▶ [Information supplied]
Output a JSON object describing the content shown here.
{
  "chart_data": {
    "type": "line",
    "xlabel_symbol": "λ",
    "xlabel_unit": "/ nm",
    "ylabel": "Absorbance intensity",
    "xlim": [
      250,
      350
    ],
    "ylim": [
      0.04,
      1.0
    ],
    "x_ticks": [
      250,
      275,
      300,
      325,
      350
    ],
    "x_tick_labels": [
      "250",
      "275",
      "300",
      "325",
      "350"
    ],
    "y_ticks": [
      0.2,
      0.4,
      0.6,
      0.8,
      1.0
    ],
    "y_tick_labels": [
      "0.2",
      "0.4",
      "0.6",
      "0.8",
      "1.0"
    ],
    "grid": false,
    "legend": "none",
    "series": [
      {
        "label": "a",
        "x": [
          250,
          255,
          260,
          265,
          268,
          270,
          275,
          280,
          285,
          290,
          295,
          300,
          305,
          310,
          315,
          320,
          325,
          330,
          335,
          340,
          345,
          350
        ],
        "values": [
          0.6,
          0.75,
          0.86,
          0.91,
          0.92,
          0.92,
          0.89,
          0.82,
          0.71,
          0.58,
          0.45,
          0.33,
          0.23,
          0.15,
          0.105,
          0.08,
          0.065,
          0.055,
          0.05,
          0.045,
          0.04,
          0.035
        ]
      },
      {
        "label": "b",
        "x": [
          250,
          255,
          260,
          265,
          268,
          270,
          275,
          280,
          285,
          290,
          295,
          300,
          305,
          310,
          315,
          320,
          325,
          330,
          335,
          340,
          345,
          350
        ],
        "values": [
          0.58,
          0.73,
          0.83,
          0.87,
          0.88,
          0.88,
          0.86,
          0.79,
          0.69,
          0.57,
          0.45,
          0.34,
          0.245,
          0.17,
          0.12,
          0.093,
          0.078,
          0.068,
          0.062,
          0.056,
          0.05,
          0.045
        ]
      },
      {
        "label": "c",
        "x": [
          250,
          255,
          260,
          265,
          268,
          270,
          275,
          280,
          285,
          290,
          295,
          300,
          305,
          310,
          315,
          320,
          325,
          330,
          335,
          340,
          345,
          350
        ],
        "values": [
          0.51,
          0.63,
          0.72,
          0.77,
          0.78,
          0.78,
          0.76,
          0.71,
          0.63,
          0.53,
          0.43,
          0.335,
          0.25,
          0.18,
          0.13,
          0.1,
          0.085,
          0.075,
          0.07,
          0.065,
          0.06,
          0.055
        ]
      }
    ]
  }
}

▶ [Stated task]
Make an exact copy of all the data.

▶ [Final result]
Output a JSON object describing the content shown here.
{
  "chart_data": {
    "type": "line",
    "xlabel_symbol": "λ",
    "xlabel_unit": "/ nm",
    "ylabel": "Absorbance intensity",
    "xlim": [
      250,
      350
    ],
    "ylim": [
      0.04,
      1.0
    ],
    "x_ticks": [
      250,
      275,
      300,
      325,
      350
    ],
    "x_tick_labels": [
      "250",
      "275",
      "300",
      "325",
      "350"
    ],
    "y_ticks": [
      0.2,
      0.4,
      0.6,
      0.8,
      1.0
    ],
    "y_tick_labels": [
      "0.2",
      "0.4",
      "0.6",
      "0.8",
      "1.0"
    ],
    "grid": false,
    "legend": "none",
    "series": [
      {
        "label": "a",
        "x": [
          250,
          255,
          260,
          265,
          268,
          270,
          275,
          280,
          285,
          290,
          295,
          300,
          305,
          310,
          315,
          320,
          325,
          330,
          335,
          340,
          345,
          350
        ],
        "values": [
          0.6,
          0.75,
          0.86,
          0.91,
          0.92,
          0.92,
          0.89,
          0.82,
          0.71,
          0.58,
          0.45,
          0.33,
          0.23,
          0.15,
          0.105,
          0.08,
          0.065,
          0.055,
          0.05,
          0.045,
          0.04,
          0.035
        ]
      },
      {
        "label": "b",
        "x": [
          250,
          255,
          260,
          265,
          268,
          270,
          275,
          280,
          285,
          290,
          295,
          300,
          305,
          310,
          315,
          320,
          325,
          330,
          335,
          340,
          345,
          350
        ],
        "values": [
          0.58,
          0.73,
          0.83,
          0.87,
          0.88,
          0.88,
          0.86,
          0.79,
          0.69,
          0.57,
          0.45,
          0.34,
          0.245,
          0.17,
          0.12,
          0.093,
          0.078,
          0.068,
          0.062,
          0.056,
          0.05,
          0.045
        ]
      },
      {
        "label": "c",
        "x": [
          250,
          255,
          260,
          265,
          268,
          270,
          275,
          280,
          285,
          290,
          295,
          300,
          305,
          310,
          315,
          320,
          325,
          330,
          335,
          340,
          345,
          350
        ],
        "values": [
          0.51,
          0.63,
          0.72,
          0.77,
          0.78,
          0.78,
          0.76,
          0.71,
          0.63,
          0.53,
          0.43,
          0.335,
          0.25,
          0.18,
          0.13,
          0.1,
          0.085,
          0.075,
          0.07,
          0.065,
          0.06,
          0.055
        ]
      }
    ]
  }
}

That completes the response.